(Chart and figure data)
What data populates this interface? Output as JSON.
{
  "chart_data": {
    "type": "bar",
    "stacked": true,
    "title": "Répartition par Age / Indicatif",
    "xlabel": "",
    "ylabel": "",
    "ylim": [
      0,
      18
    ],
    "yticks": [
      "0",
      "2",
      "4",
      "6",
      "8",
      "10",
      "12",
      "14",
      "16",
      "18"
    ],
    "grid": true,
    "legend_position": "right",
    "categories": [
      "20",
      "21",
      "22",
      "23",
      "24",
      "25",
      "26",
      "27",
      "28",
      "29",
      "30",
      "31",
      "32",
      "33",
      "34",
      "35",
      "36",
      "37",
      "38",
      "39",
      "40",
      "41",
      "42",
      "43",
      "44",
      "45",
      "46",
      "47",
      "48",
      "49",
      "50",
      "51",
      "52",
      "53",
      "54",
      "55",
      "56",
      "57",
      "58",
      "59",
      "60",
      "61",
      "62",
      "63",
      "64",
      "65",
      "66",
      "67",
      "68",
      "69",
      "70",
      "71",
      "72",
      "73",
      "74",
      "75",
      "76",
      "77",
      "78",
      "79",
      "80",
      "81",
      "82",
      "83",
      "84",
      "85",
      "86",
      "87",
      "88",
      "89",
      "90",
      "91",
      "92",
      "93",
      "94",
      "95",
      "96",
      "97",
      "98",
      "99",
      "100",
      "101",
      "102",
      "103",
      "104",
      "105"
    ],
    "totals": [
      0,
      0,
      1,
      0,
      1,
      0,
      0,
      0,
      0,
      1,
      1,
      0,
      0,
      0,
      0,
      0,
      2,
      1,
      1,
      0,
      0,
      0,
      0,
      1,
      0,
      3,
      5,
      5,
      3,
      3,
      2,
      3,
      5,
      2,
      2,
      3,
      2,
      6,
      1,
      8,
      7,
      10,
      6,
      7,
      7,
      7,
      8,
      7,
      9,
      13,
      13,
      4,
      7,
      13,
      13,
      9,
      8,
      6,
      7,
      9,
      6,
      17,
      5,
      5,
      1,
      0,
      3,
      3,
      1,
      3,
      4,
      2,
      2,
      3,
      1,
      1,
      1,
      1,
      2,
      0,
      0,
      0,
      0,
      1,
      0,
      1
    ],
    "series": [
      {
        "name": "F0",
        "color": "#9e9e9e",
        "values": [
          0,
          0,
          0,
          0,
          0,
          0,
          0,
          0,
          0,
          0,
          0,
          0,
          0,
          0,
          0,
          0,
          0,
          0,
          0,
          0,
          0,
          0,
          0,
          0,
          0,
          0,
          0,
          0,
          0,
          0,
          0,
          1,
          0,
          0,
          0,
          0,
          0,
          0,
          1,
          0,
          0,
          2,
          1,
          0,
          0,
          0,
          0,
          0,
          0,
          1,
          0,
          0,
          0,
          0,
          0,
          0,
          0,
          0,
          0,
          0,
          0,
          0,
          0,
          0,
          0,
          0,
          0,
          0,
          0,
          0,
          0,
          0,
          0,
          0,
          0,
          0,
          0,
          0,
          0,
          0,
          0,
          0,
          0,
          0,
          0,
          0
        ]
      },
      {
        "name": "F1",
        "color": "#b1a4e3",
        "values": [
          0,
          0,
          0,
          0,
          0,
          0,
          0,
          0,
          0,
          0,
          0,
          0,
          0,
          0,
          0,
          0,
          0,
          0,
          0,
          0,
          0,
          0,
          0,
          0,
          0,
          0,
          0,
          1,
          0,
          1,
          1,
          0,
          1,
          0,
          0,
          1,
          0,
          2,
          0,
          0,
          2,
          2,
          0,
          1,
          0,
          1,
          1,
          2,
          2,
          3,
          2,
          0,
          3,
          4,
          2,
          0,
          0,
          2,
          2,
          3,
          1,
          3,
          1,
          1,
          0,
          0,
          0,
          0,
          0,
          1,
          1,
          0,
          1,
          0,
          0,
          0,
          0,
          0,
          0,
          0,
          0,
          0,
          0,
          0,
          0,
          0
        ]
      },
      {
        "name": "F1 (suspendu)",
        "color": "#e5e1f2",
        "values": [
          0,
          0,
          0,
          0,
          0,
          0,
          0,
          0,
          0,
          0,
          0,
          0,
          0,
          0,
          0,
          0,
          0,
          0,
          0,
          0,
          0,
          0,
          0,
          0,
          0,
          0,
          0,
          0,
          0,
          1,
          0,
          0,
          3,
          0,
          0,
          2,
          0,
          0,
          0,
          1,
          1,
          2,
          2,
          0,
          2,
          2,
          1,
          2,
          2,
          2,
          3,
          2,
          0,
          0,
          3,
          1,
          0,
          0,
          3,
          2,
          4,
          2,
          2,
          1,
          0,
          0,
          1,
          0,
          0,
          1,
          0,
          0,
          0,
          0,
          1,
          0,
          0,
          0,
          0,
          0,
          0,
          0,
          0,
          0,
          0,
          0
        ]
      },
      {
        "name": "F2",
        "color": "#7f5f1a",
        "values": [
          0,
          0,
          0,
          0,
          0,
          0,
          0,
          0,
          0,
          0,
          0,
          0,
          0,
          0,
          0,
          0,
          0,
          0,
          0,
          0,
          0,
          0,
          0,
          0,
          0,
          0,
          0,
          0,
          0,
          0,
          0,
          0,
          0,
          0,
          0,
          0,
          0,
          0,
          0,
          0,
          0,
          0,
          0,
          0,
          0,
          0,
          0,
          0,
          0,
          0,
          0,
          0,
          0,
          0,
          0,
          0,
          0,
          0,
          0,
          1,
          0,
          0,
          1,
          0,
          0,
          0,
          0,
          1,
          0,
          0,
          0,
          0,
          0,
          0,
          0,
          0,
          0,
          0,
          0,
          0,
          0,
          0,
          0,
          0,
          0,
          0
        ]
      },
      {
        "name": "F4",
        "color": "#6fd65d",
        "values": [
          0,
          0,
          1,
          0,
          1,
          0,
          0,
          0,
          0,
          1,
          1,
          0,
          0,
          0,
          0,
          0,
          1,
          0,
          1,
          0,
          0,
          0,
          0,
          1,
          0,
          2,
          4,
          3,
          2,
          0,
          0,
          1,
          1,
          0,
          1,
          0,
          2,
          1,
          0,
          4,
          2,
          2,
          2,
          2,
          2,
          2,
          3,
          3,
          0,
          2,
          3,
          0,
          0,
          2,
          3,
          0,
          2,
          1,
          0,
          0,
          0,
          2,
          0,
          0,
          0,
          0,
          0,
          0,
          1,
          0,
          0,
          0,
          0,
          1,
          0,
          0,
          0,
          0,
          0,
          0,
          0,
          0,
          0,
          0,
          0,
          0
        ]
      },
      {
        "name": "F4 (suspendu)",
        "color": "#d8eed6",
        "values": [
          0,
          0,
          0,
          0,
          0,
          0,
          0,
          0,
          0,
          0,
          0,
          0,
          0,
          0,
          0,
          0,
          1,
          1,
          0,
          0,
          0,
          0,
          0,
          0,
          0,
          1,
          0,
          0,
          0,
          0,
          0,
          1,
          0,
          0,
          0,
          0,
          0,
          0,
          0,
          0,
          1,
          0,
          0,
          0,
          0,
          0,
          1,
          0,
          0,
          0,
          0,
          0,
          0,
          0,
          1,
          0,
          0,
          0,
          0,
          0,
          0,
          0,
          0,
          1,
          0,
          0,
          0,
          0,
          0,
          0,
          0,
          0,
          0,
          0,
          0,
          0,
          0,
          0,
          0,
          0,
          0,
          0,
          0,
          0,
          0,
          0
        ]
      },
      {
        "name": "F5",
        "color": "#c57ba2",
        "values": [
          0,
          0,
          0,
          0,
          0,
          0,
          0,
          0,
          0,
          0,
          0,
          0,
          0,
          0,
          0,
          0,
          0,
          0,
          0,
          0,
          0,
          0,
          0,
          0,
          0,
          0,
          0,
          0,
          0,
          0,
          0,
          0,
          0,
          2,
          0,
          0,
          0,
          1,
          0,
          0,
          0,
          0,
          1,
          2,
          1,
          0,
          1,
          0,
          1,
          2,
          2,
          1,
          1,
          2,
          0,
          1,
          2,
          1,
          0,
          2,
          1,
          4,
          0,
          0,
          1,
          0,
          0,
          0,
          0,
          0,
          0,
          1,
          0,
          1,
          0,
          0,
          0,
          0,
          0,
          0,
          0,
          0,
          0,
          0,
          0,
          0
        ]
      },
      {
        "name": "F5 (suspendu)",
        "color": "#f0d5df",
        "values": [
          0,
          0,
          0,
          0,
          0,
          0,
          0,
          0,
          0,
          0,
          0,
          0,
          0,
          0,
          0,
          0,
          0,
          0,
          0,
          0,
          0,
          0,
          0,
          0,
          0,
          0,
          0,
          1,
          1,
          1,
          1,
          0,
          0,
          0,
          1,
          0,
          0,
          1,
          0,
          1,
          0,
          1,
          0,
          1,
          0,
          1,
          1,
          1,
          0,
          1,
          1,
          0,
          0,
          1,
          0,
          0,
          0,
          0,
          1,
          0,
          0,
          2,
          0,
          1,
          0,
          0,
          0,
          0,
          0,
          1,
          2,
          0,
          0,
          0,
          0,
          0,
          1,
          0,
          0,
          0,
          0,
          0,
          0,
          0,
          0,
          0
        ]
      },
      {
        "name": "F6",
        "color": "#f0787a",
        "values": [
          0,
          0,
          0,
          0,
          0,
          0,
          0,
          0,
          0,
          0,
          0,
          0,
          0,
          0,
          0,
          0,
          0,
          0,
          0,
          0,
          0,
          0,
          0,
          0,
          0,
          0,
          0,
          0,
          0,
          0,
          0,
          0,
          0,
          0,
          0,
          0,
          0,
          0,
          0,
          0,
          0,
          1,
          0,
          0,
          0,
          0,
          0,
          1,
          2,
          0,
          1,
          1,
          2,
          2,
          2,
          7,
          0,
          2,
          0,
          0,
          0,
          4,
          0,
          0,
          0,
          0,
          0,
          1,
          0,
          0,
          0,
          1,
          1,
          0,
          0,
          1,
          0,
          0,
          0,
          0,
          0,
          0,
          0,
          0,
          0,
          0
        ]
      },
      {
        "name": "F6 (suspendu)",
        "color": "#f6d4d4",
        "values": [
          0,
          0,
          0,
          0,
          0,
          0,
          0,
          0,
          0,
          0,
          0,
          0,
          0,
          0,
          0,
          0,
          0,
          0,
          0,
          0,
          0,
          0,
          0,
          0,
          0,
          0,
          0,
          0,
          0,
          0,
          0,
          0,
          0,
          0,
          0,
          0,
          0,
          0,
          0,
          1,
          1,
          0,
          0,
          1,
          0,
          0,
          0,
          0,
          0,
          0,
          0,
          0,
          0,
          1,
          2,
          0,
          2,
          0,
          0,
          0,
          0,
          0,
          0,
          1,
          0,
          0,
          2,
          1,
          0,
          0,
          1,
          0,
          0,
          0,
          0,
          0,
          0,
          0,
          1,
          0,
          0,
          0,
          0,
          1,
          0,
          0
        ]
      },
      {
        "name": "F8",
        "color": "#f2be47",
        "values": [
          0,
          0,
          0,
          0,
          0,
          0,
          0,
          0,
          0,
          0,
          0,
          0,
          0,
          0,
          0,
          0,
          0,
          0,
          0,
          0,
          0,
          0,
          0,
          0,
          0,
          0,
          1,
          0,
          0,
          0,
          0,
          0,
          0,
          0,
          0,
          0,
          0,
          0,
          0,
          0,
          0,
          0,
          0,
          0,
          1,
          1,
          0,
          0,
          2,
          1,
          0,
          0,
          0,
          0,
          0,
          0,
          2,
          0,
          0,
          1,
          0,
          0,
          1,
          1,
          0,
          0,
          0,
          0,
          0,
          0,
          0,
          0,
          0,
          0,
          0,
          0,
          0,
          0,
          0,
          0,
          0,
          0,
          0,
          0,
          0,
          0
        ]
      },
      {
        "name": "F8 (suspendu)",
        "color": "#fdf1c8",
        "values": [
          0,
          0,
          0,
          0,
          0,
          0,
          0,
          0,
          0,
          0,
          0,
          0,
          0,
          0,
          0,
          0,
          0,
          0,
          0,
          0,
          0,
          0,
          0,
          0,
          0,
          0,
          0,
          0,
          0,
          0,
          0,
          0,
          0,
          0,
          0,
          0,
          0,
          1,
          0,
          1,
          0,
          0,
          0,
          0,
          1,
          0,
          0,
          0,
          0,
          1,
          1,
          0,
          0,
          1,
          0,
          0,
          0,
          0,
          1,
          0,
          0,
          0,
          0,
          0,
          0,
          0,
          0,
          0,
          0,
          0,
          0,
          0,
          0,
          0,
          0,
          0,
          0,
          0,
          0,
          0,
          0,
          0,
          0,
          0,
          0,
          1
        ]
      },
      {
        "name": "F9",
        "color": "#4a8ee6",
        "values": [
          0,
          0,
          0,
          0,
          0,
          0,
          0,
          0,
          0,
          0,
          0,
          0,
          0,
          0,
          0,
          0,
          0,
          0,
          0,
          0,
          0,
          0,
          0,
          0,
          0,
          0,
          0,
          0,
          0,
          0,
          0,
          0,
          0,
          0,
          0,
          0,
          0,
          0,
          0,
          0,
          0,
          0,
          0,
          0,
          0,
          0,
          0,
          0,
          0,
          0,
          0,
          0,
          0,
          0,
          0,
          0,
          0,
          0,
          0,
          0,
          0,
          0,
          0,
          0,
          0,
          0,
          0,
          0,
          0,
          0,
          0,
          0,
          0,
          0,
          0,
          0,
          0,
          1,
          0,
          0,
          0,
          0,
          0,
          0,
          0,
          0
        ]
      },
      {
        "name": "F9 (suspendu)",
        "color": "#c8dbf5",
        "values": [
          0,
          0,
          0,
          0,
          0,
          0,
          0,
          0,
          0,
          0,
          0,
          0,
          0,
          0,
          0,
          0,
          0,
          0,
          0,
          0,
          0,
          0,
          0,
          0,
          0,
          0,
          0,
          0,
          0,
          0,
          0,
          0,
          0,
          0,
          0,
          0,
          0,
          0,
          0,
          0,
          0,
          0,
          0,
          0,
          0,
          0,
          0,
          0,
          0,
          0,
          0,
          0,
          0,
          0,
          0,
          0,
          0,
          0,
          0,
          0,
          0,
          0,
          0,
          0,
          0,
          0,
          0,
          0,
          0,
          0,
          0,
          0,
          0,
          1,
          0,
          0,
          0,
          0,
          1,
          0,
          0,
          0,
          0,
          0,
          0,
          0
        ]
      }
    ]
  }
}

• _Work required_
Write down every line of the data above that includes the string "suspendu".

• _Solution to the problem_
        "name": "F1 (suspendu)",
        "name": "F4 (suspendu)",
        "name": "F5 (suspendu)",
        "name": "F6 (suspendu)",
        "name": "F8 (suspendu)",
        "name": "F9 (suspendu)",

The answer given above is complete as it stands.